begin Available data
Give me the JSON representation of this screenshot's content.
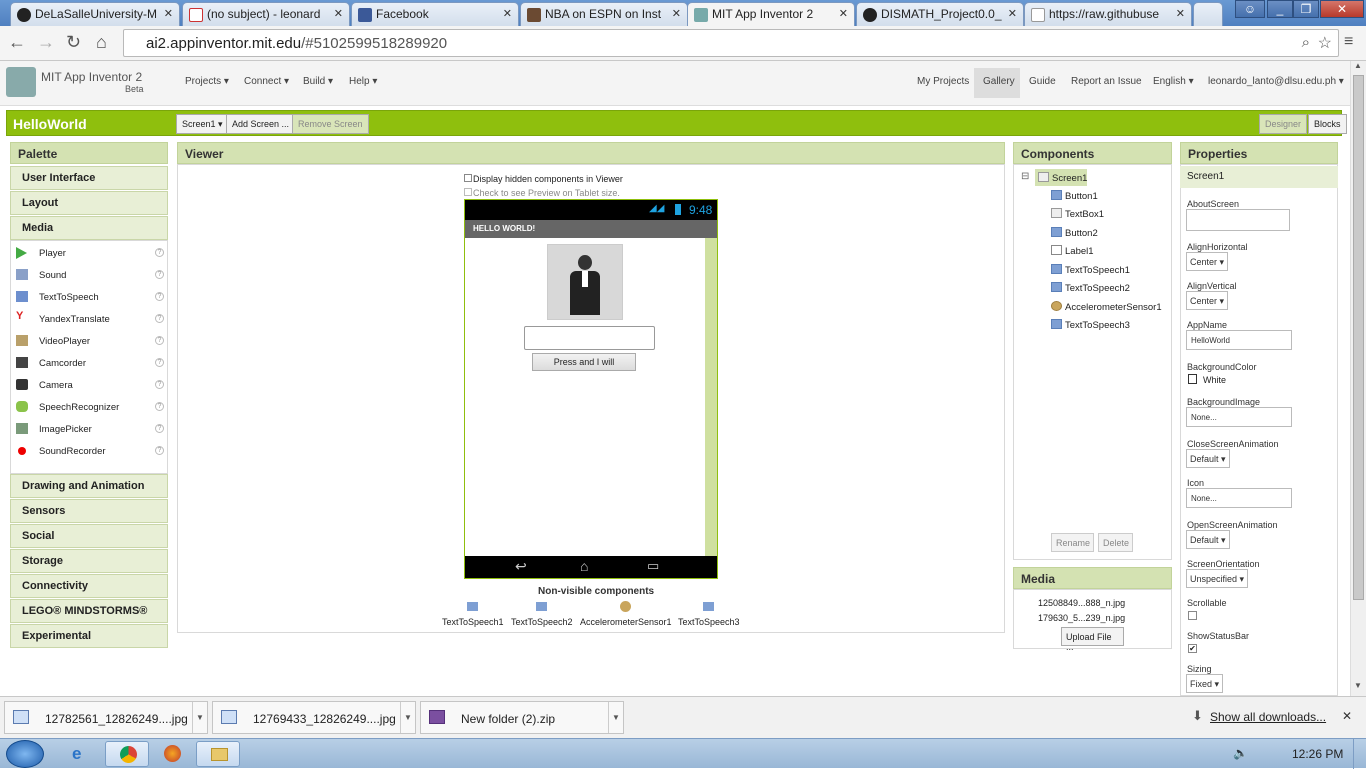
{
  "browser": {
    "tabs": [
      {
        "title": "DeLaSalleUniversity-M"
      },
      {
        "title": "(no subject) - leonard"
      },
      {
        "title": "Facebook"
      },
      {
        "title": "NBA on ESPN on Inst"
      },
      {
        "title": "MIT App Inventor 2"
      },
      {
        "title": "DISMATH_Project0.0_"
      },
      {
        "title": "https://raw.githubuse"
      }
    ],
    "url_domain": "ai2.appinventor.mit.edu",
    "url_path": "/#5102599518289920"
  },
  "app": {
    "title": "MIT App Inventor 2",
    "subtitle": "Beta",
    "menus": [
      "Projects ▾",
      "Connect ▾",
      "Build ▾",
      "Help ▾"
    ],
    "top_links": [
      "My Projects",
      "Gallery",
      "Guide",
      "Report an Issue",
      "English ▾",
      "leonardo_lanto@dlsu.edu.ph ▾"
    ]
  },
  "project": {
    "name": "HelloWorld",
    "screen_select": "Screen1 ▾",
    "add_screen": "Add Screen ...",
    "remove_screen": "Remove Screen",
    "designer": "Designer",
    "blocks": "Blocks"
  },
  "palette": {
    "title": "Palette",
    "categories_top": [
      "User Interface",
      "Layout",
      "Media"
    ],
    "items": [
      "Player",
      "Sound",
      "TextToSpeech",
      "YandexTranslate",
      "VideoPlayer",
      "Camcorder",
      "Camera",
      "SpeechRecognizer",
      "ImagePicker",
      "SoundRecorder"
    ],
    "help": "?",
    "categories_bottom": [
      "Drawing and Animation",
      "Sensors",
      "Social",
      "Storage",
      "Connectivity",
      "LEGO® MINDSTORMS®",
      "Experimental"
    ]
  },
  "viewer": {
    "title": "Viewer",
    "check_hidden": "Display hidden components in Viewer",
    "check_tablet": "Check to see Preview on Tablet size.",
    "time": "9:48",
    "screen_title": "HELLO WORLD!",
    "button_text": "Press and I will",
    "nonvisible_title": "Non-visible components",
    "nonvisible": [
      "TextToSpeech1",
      "TextToSpeech2",
      "AccelerometerSensor1",
      "TextToSpeech3"
    ]
  },
  "components": {
    "title": "Components",
    "root": "Screen1",
    "collapse": "⊟",
    "items": [
      "Button1",
      "TextBox1",
      "Button2",
      "Label1",
      "TextToSpeech1",
      "TextToSpeech2",
      "AccelerometerSensor1",
      "TextToSpeech3"
    ],
    "rename": "Rename",
    "delete": "Delete"
  },
  "media": {
    "title": "Media",
    "files": [
      "12508849...888_n.jpg",
      "179630_5...239_n.jpg"
    ],
    "upload": "Upload File ..."
  },
  "properties": {
    "title": "Properties",
    "selected": "Screen1",
    "about_screen_label": "AboutScreen",
    "align_h_label": "AlignHorizontal",
    "align_h_value": "Center ▾",
    "align_v_label": "AlignVertical",
    "align_v_value": "Center ▾",
    "app_name_label": "AppName",
    "app_name_value": "HelloWorld",
    "bg_color_label": "BackgroundColor",
    "bg_color_value": "White",
    "bg_image_label": "BackgroundImage",
    "bg_image_value": "None...",
    "close_anim_label": "CloseScreenAnimation",
    "close_anim_value": "Default ▾",
    "icon_label": "Icon",
    "icon_value": "None...",
    "open_anim_label": "OpenScreenAnimation",
    "open_anim_value": "Default ▾",
    "orientation_label": "ScreenOrientation",
    "orientation_value": "Unspecified ▾",
    "scrollable_label": "Scrollable",
    "status_bar_label": "ShowStatusBar",
    "checkmark": "✔",
    "sizing_label": "Sizing",
    "sizing_value": "Fixed ▾"
  },
  "downloads": {
    "files": [
      "12782561_12826249....jpg",
      "12769433_12826249....jpg",
      "New folder (2).zip"
    ],
    "show_all": "Show all downloads...",
    "close": "✕"
  },
  "taskbar": {
    "time": "12:26 PM"
  },
  "colors": {
    "green_bar": "#8fbf0d",
    "panel_header": "#d4e2b2"
  }
}
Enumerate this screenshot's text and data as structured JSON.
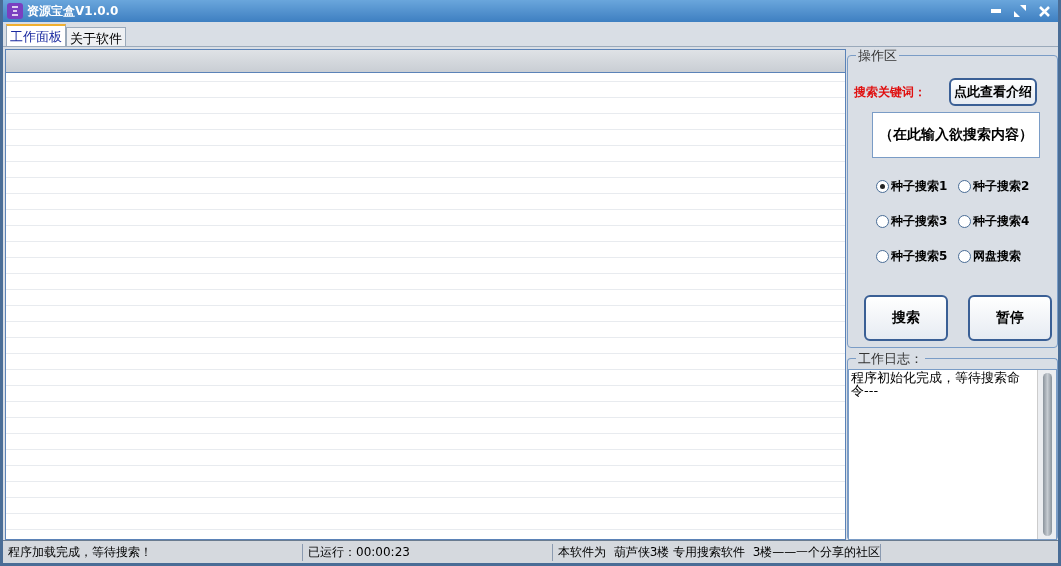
{
  "window": {
    "title": "资源宝盒V1.0.0"
  },
  "tabs": [
    {
      "label": "工作面板",
      "selected": true
    },
    {
      "label": "关于软件",
      "selected": false
    }
  ],
  "operation_panel": {
    "title": "操作区",
    "keyword_label": "搜索关键词：",
    "intro_button": "点此查看介绍",
    "search_field": {
      "value": "（在此输入欲搜索内容）"
    },
    "search_modes": [
      {
        "label": "种子搜索1",
        "selected": true
      },
      {
        "label": "种子搜索2",
        "selected": false
      },
      {
        "label": "种子搜索3",
        "selected": false
      },
      {
        "label": "种子搜索4",
        "selected": false
      },
      {
        "label": "种子搜索5",
        "selected": false
      },
      {
        "label": "网盘搜索",
        "selected": false
      }
    ],
    "buttons": [
      "搜索",
      "暂停"
    ]
  },
  "log_panel": {
    "title": "工作日志：",
    "text": "程序初始化完成，等待搜索命令---"
  },
  "status_bar": [
    "程序加载完成，等待搜索！",
    "已运行：00:00:23",
    "本软件为  葫芦侠3楼 专用搜索软件  3楼——一个分享的社区"
  ]
}
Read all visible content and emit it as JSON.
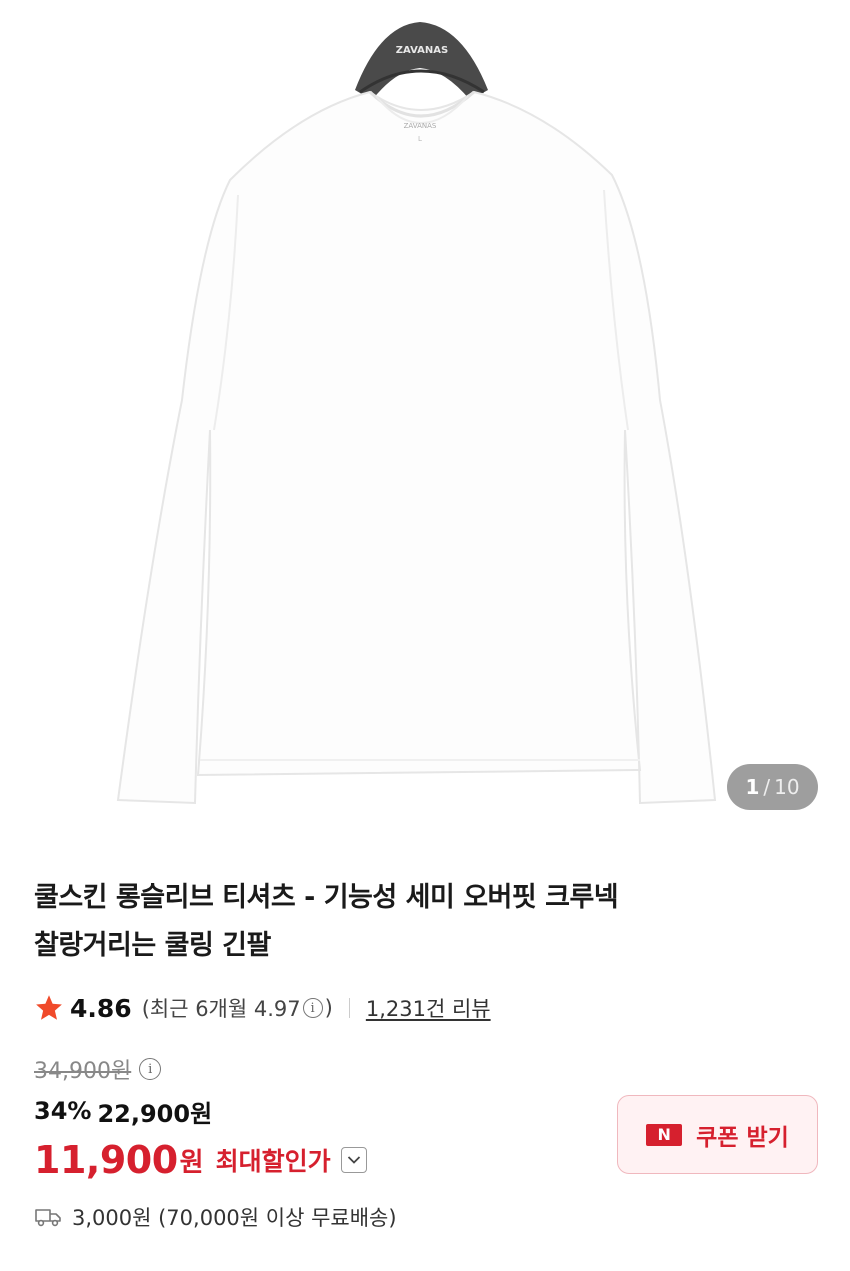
{
  "gallery": {
    "current": "1",
    "separator": "/",
    "total": "10",
    "brand_tag": "ZAVANAS",
    "neck_label": "ZAVANAS",
    "size_label": "L"
  },
  "product": {
    "title_line1": "쿨스킨 롱슬리브 티셔츠 - 기능성 세미 오버핏 크루넥",
    "title_line2": "찰랑거리는 쿨링 긴팔"
  },
  "rating": {
    "score": "4.86",
    "recent_open": "(최근 6개월 4.97",
    "recent_close": ")",
    "reviews_link": "1,231건 리뷰"
  },
  "price": {
    "original": "34,900원",
    "discount_rate": "34%",
    "sale_price": "22,900원",
    "max_price": "11,900",
    "max_won": "원",
    "max_label": "최대할인가"
  },
  "coupon": {
    "badge": "N",
    "label": "쿠폰 받기"
  },
  "shipping": {
    "text": "3,000원 (70,000원 이상 무료배송)"
  },
  "colors": {
    "accent_red": "#d6202e",
    "star": "#f04a2a"
  }
}
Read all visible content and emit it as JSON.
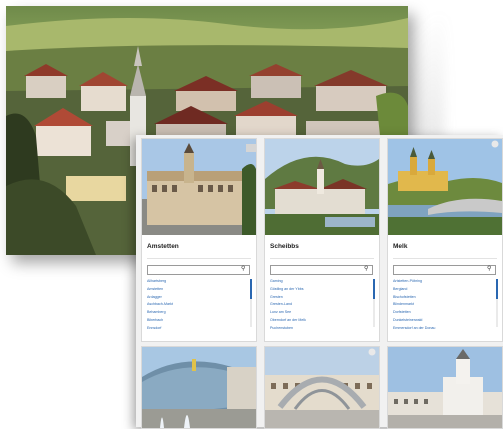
{
  "cards": [
    {
      "title": "Amstetten",
      "places": [
        "Allhartsberg",
        "Amstetten",
        "Ardagger",
        "Aschbach-Markt",
        "Behamberg",
        "Biberbach",
        "Ennsdorf"
      ]
    },
    {
      "title": "Scheibbs",
      "places": [
        "Gaming",
        "Göstling an der Ybbs",
        "Gresten",
        "Gresten-Land",
        "Lunz am See",
        "Oberndorf an der Melk",
        "Puchenstuben"
      ]
    },
    {
      "title": "Melk",
      "places": [
        "Artstetten-Pöbring",
        "Bergland",
        "Bischofstetten",
        "Blindenmarkt",
        "Dorfstetten",
        "Dunkelsteinerwald",
        "Emmersdorf an der Donau"
      ]
    }
  ],
  "icons": {
    "search": "search-icon",
    "corner": "info-icon"
  },
  "colors": {
    "link": "#2a67b1",
    "panel": "#f1f1f1"
  }
}
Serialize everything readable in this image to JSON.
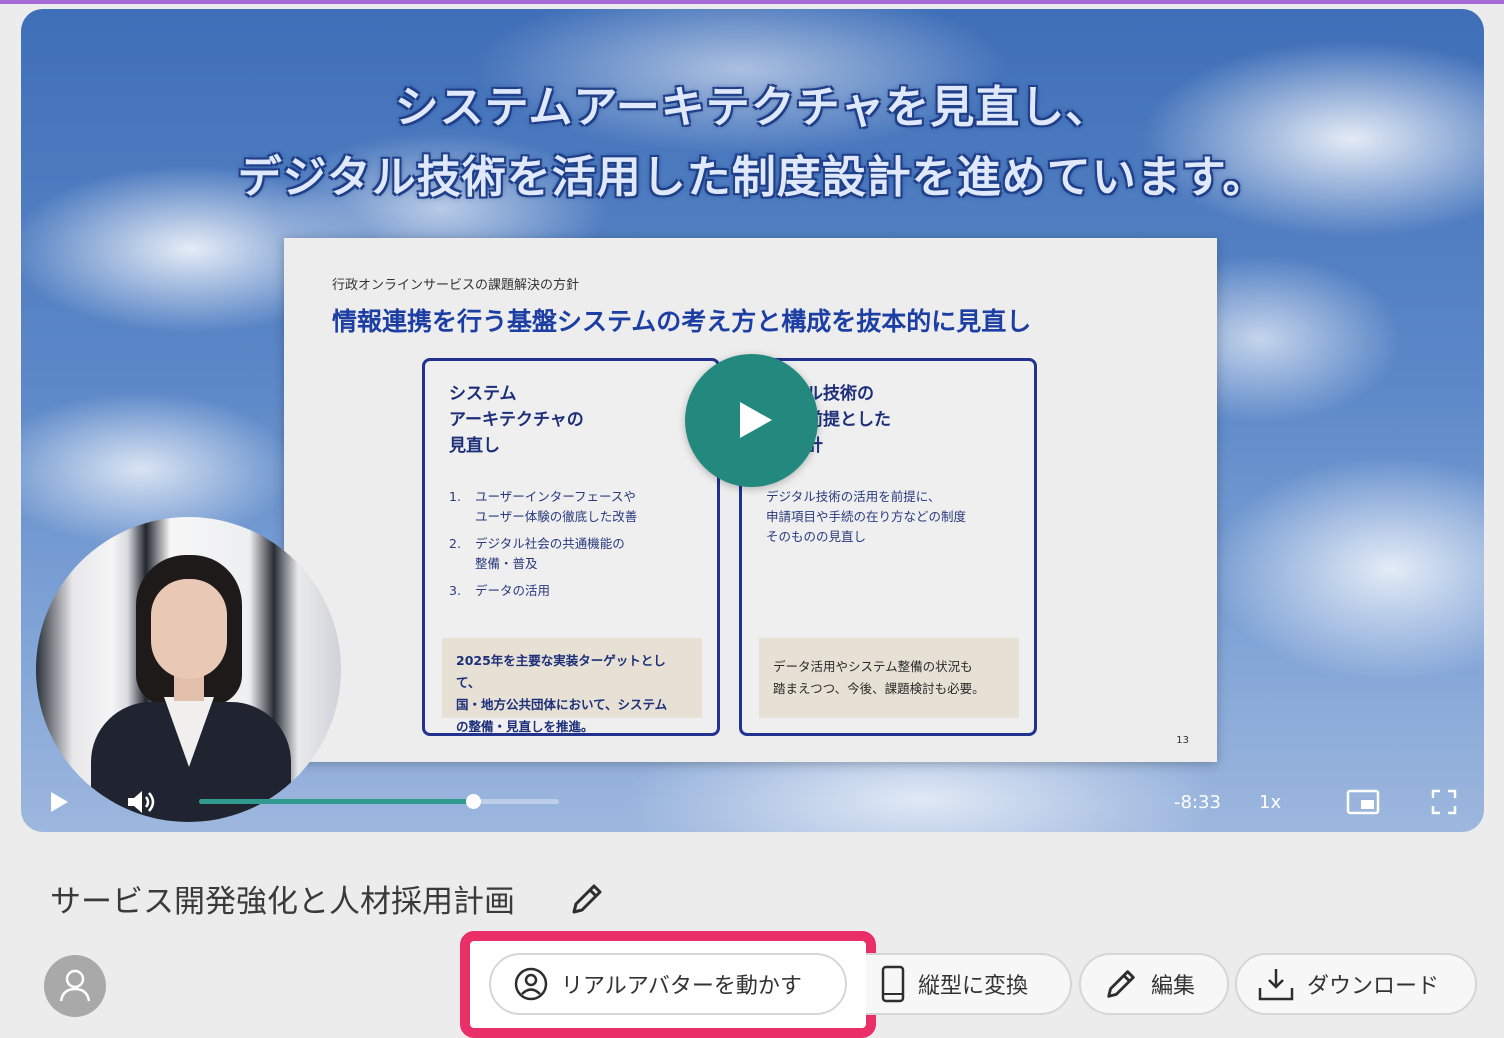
{
  "player": {
    "headline_line1": "システムアーキテクチャを見直し、",
    "headline_line2": "デジタル技術を活用した制度設計を進めています。",
    "slide": {
      "kicker": "行政オンラインサービスの課題解決の方針",
      "title": "情報連携を行う基盤システムの考え方と構成を抜本的に見直し",
      "left_card": {
        "heading_lines": [
          "システム",
          "アーキテクチャの",
          "見直し"
        ],
        "items": [
          {
            "num": "1.",
            "text_lines": [
              "ユーザーインターフェースや",
              "ユーザー体験の徹底した改善"
            ]
          },
          {
            "num": "2.",
            "text_lines": [
              "デジタル社会の共通機能の",
              "整備・普及"
            ]
          },
          {
            "num": "3.",
            "text_lines": [
              "データの活用"
            ]
          }
        ],
        "note_lines": [
          "2025年を主要な実装ターゲットとして、",
          "国・地方公共団体において、システム",
          "の整備・見直しを推進。"
        ]
      },
      "right_card": {
        "heading_lines": [
          "ル技術の",
          "前提とした",
          "計"
        ],
        "desc_lines": [
          "デジタル技術の活用を前提に、",
          "申請項目や手続の在り方などの制度",
          "そのものの見直し"
        ],
        "note_lines": [
          "データ活用やシステム整備の状況も",
          "踏まえつつ、今後、課題検討も必要。"
        ]
      },
      "page_number": "13"
    },
    "controls": {
      "progress_fraction": 0.76,
      "time_remaining": "-8:33",
      "speed": "1x"
    },
    "icons": {
      "big_play": "play-icon",
      "play": "play-icon",
      "volume": "volume-icon",
      "pip": "picture-in-picture-icon",
      "fullscreen": "fullscreen-icon"
    },
    "colors": {
      "play_button": "#23897e",
      "progress": "#2f9a8d"
    }
  },
  "video": {
    "title": "サービス開発強化と人材採用計画"
  },
  "actions": {
    "avatar_button": "リアルアバターを動かす",
    "vertical_button": "縦型に変換",
    "edit_button": "編集",
    "download_button": "ダウンロード"
  },
  "colors": {
    "highlight_border": "#ea2e68",
    "top_strip": "#a46ad6"
  }
}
end Available data
— Task objective —
From the data above, copy each line that has the string "HelloWorld".

— Solution —
    "name": "HelloWorld",
    "app_name_value": "HelloWorld",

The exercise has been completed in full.